-- MATERIALS PROVIDED start --

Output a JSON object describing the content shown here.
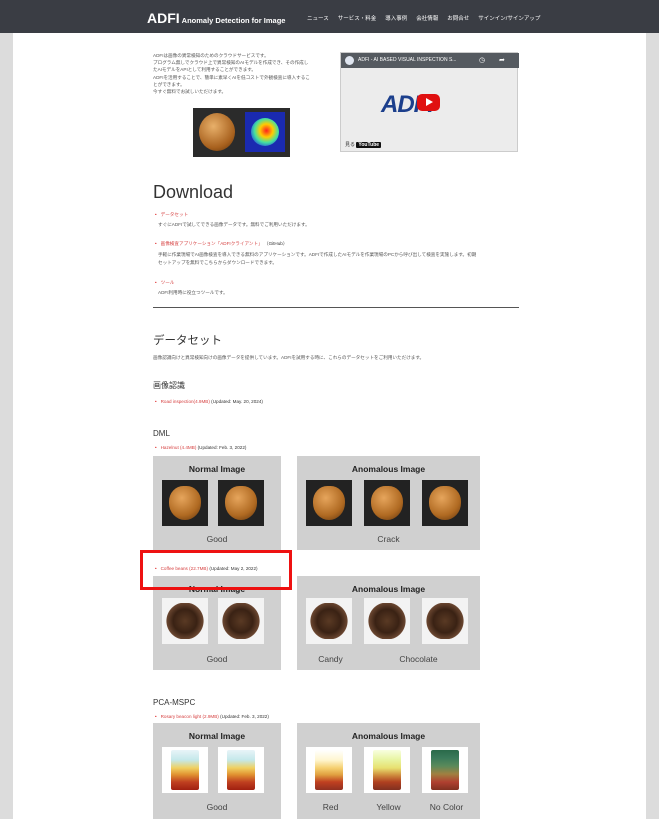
{
  "header": {
    "logo": "ADFI",
    "logo_sub": "Anomaly Detection for Image",
    "nav": [
      "ニュース",
      "サービス・料金",
      "導入事例",
      "会社情報",
      "お問合せ",
      "サインイン/サインアップ"
    ]
  },
  "intro": {
    "lines": [
      "ADFIは画像の異常検知のためのクラウドサービスです。",
      "プログラム無しでクラウド上で異常検知のAIモデルを作成でき、その作成し",
      "たAIモデルをAPIとして利用することができます。",
      "ADFIを活用することで、簡単に素早くAIを低コストで外観検査に導入するこ",
      "とができます。",
      "今すぐ無料でお試しいただけます。"
    ]
  },
  "video": {
    "title": "ADFI - AI BASED VISUAL INSPECTION S...",
    "brand": "ADFI",
    "watch_on": "見る",
    "youtube": "YouTube"
  },
  "download": {
    "heading": "Download",
    "items": [
      {
        "link": "データセット",
        "extra": "",
        "desc": [
          "すぐにADFIで試してできる画像データです。無料でご利用いただけます。"
        ]
      },
      {
        "link": "画像検査アプリケーション「ADFIクライアント」",
        "extra": "（GitHub）",
        "desc": [
          "手軽に作業現場でAI画像検査を導入できる無料のアプリケーションです。ADFIで作成したAIモデルを作業現場のPCから呼び出して検査を実施します。初期",
          "セットアップを無料でこちらからダウンロードできます。"
        ]
      },
      {
        "link": "ツール",
        "extra": "",
        "desc": [
          "ADFI利用時に役立つツールです。"
        ]
      }
    ]
  },
  "dataset": {
    "heading": "データセット",
    "desc": "画像認識向けと異常検知向けの画像データを提供しています。ADFIを試用する時に、これらのデータセットをご利用いただけます。",
    "recog": {
      "heading": "画像認識",
      "link": "Road inspection(4.9MB)",
      "updated": "(Updated: May. 20, 2024)"
    },
    "dml": {
      "heading": "DML",
      "hazelnut": {
        "link": "Hazelnut (4.4MB)",
        "updated": "(Updated: Feb. 3, 2022)",
        "normal_title": "Normal Image",
        "anomalous_title": "Anomalous Image",
        "normal_caption": "Good",
        "anomalous_caption": "Crack"
      },
      "coffee": {
        "link": "Coffee beans (22.7MB)",
        "updated": "(Updated: May 2, 2022)",
        "normal_title": "Normal Image",
        "anomalous_title": "Anomalous Image",
        "captions": [
          "Good",
          "Candy",
          "Chocolate"
        ]
      }
    },
    "pca": {
      "heading": "PCA-MSPC",
      "link": "Rosary beacon light (2.9MB)",
      "updated": "(Updated: Feb. 3, 2022)",
      "normal_title": "Normal Image",
      "anomalous_title": "Anomalous Image",
      "captions": [
        "Good",
        "Red",
        "Yellow",
        "No Color"
      ]
    }
  },
  "colors": {
    "topbar": "#3a3d44",
    "link": "#d64040",
    "highlight": "#ee1111",
    "panel": "#d0d0d0"
  }
}
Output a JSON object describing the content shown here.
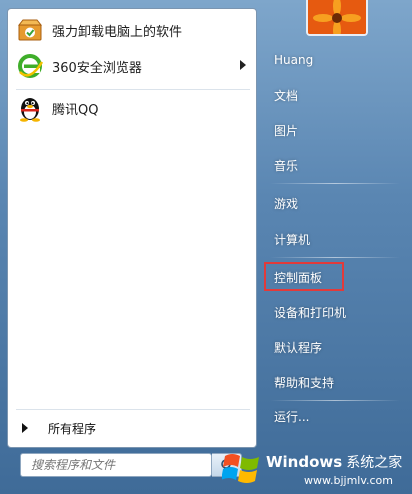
{
  "left_panel": {
    "pinned_apps": [
      {
        "label": "强力卸载电脑上的软件",
        "icon": "uninstaller-box-icon"
      },
      {
        "label": "360安全浏览器",
        "icon": "360-browser-icon",
        "has_submenu": true
      }
    ],
    "recent_apps": [
      {
        "label": "腾讯QQ",
        "icon": "qq-penguin-icon"
      }
    ],
    "all_programs_label": "所有程序"
  },
  "search": {
    "placeholder": "搜索程序和文件"
  },
  "right_panel": {
    "items": [
      {
        "label": "Huang"
      },
      {
        "label": "文档"
      },
      {
        "label": "图片"
      },
      {
        "label": "音乐"
      },
      {
        "label": "游戏"
      },
      {
        "label": "计算机"
      },
      {
        "label": "控制面板",
        "highlighted": true
      },
      {
        "label": "设备和打印机"
      },
      {
        "label": "默认程序"
      },
      {
        "label": "帮助和支持"
      },
      {
        "label": "运行..."
      }
    ]
  },
  "watermark": {
    "brand": "Windows",
    "brand_cn": "系统之家",
    "url": "www.bjjmlv.com"
  },
  "colors": {
    "highlight_border": "#e23a3a",
    "frame_blue": "#5a86b0"
  }
}
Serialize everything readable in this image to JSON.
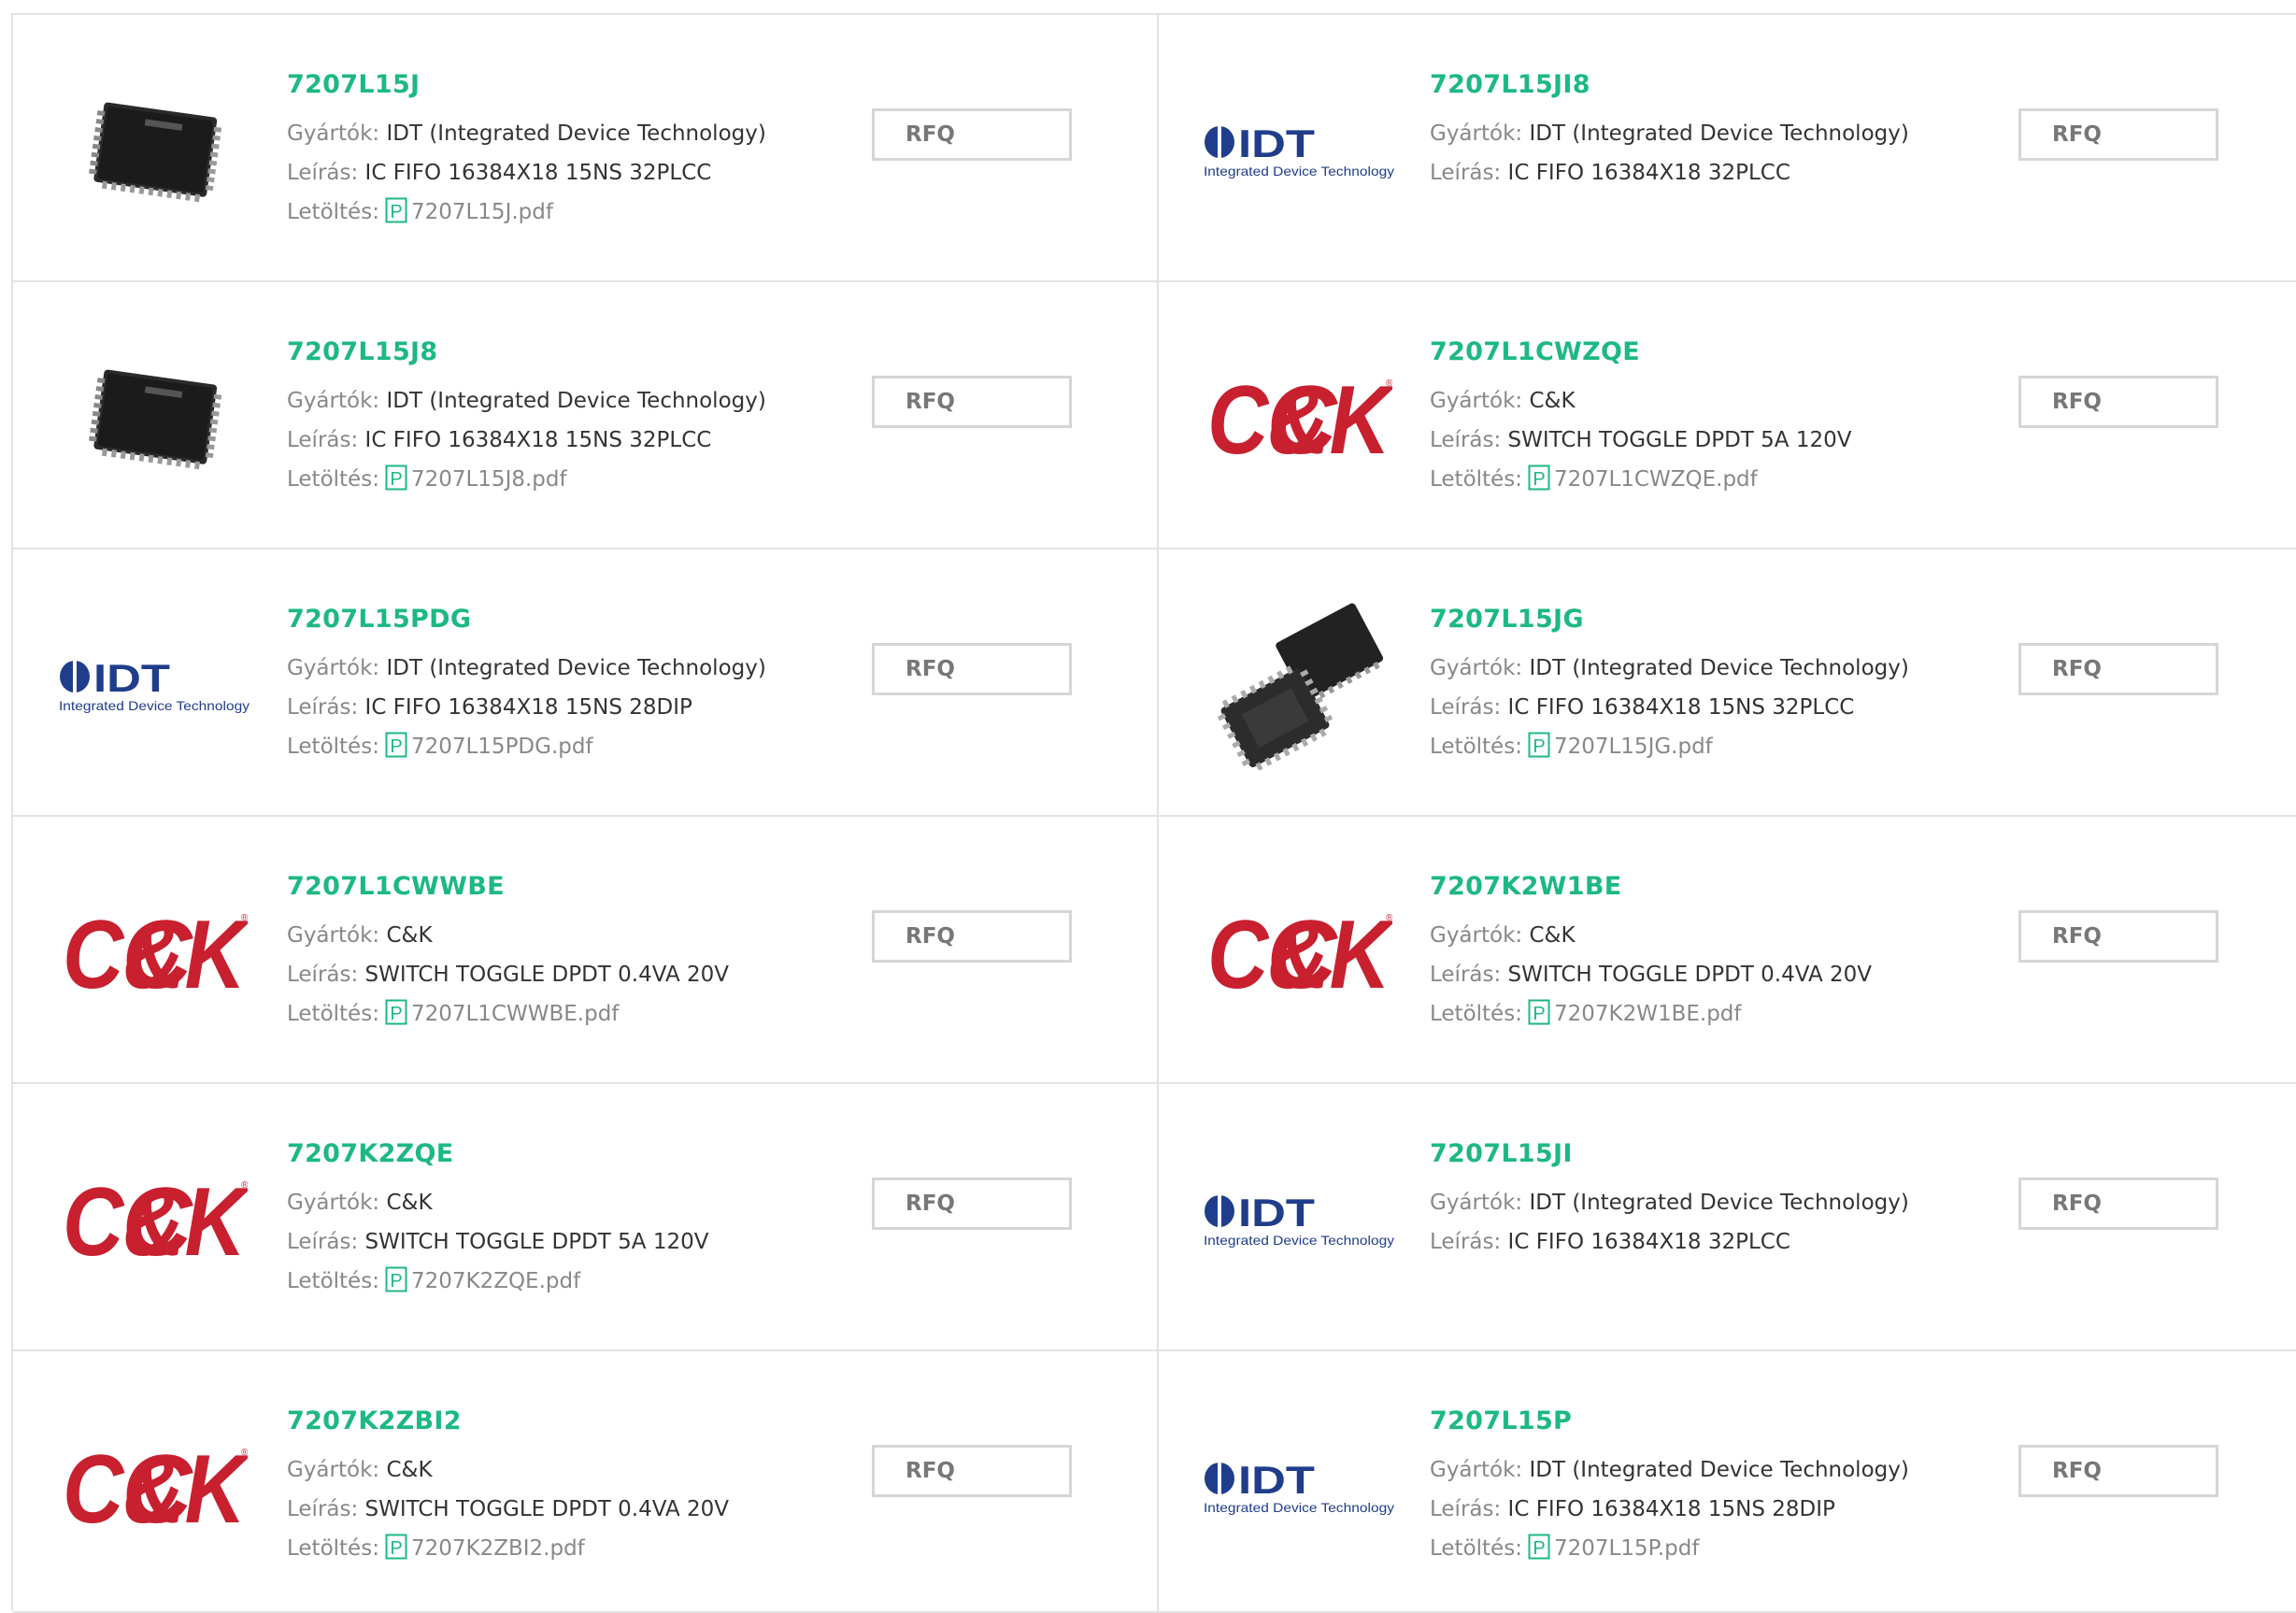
{
  "labels": {
    "manufacturer": "Gyártók:",
    "description": "Leírás:",
    "download": "Letöltés:",
    "rfq": "RFQ"
  },
  "colors": {
    "part_number": "#1db884",
    "ck_red": "#c8202f",
    "idt_blue": "#1f3d8a"
  },
  "products": [
    {
      "part": "7207L15J",
      "logo": "chip-plcc-photo",
      "manufacturer": "IDT (Integrated Device Technology)",
      "description": "IC FIFO 16384X18 15NS 32PLCC",
      "file": "7207L15J.pdf"
    },
    {
      "part": "7207L15JI8",
      "logo": "idt-logo",
      "manufacturer": "IDT (Integrated Device Technology)",
      "description": "IC FIFO 16384X18 32PLCC",
      "file": ""
    },
    {
      "part": "7207L15J8",
      "logo": "chip-plcc-photo",
      "manufacturer": "IDT (Integrated Device Technology)",
      "description": "IC FIFO 16384X18 15NS 32PLCC",
      "file": "7207L15J8.pdf"
    },
    {
      "part": "7207L1CWZQE",
      "logo": "ck-logo",
      "manufacturer": "C&K",
      "description": "SWITCH TOGGLE DPDT 5A 120V",
      "file": "7207L1CWZQE.pdf"
    },
    {
      "part": "7207L15PDG",
      "logo": "idt-logo",
      "manufacturer": "IDT (Integrated Device Technology)",
      "description": "IC FIFO 16384X18 15NS 28DIP",
      "file": "7207L15PDG.pdf"
    },
    {
      "part": "7207L15JG",
      "logo": "chip-pair-photo",
      "manufacturer": "IDT (Integrated Device Technology)",
      "description": "IC FIFO 16384X18 15NS 32PLCC",
      "file": "7207L15JG.pdf"
    },
    {
      "part": "7207L1CWWBE",
      "logo": "ck-logo",
      "manufacturer": "C&K",
      "description": "SWITCH TOGGLE DPDT 0.4VA 20V",
      "file": "7207L1CWWBE.pdf"
    },
    {
      "part": "7207K2W1BE",
      "logo": "ck-logo",
      "manufacturer": "C&K",
      "description": "SWITCH TOGGLE DPDT 0.4VA 20V",
      "file": "7207K2W1BE.pdf"
    },
    {
      "part": "7207K2ZQE",
      "logo": "ck-logo",
      "manufacturer": "C&K",
      "description": "SWITCH TOGGLE DPDT 5A 120V",
      "file": "7207K2ZQE.pdf"
    },
    {
      "part": "7207L15JI",
      "logo": "idt-logo",
      "manufacturer": "IDT (Integrated Device Technology)",
      "description": "IC FIFO 16384X18 32PLCC",
      "file": ""
    },
    {
      "part": "7207K2ZBI2",
      "logo": "ck-logo",
      "manufacturer": "C&K",
      "description": "SWITCH TOGGLE DPDT 0.4VA 20V",
      "file": "7207K2ZBI2.pdf"
    },
    {
      "part": "7207L15P",
      "logo": "idt-logo",
      "manufacturer": "IDT (Integrated Device Technology)",
      "description": "IC FIFO 16384X18 15NS 28DIP",
      "file": "7207L15P.pdf"
    }
  ]
}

-- MATERIALS PROVIDED end --

THE REQUEST: Where a line of the records above holds the word "heading", copy that line.

RESULT BELOW:
    "heading": "Download",
    "heading": "データセット",
      "heading": "画像認識",
      "heading": "DML",
      "heading": "PCA-MSPC",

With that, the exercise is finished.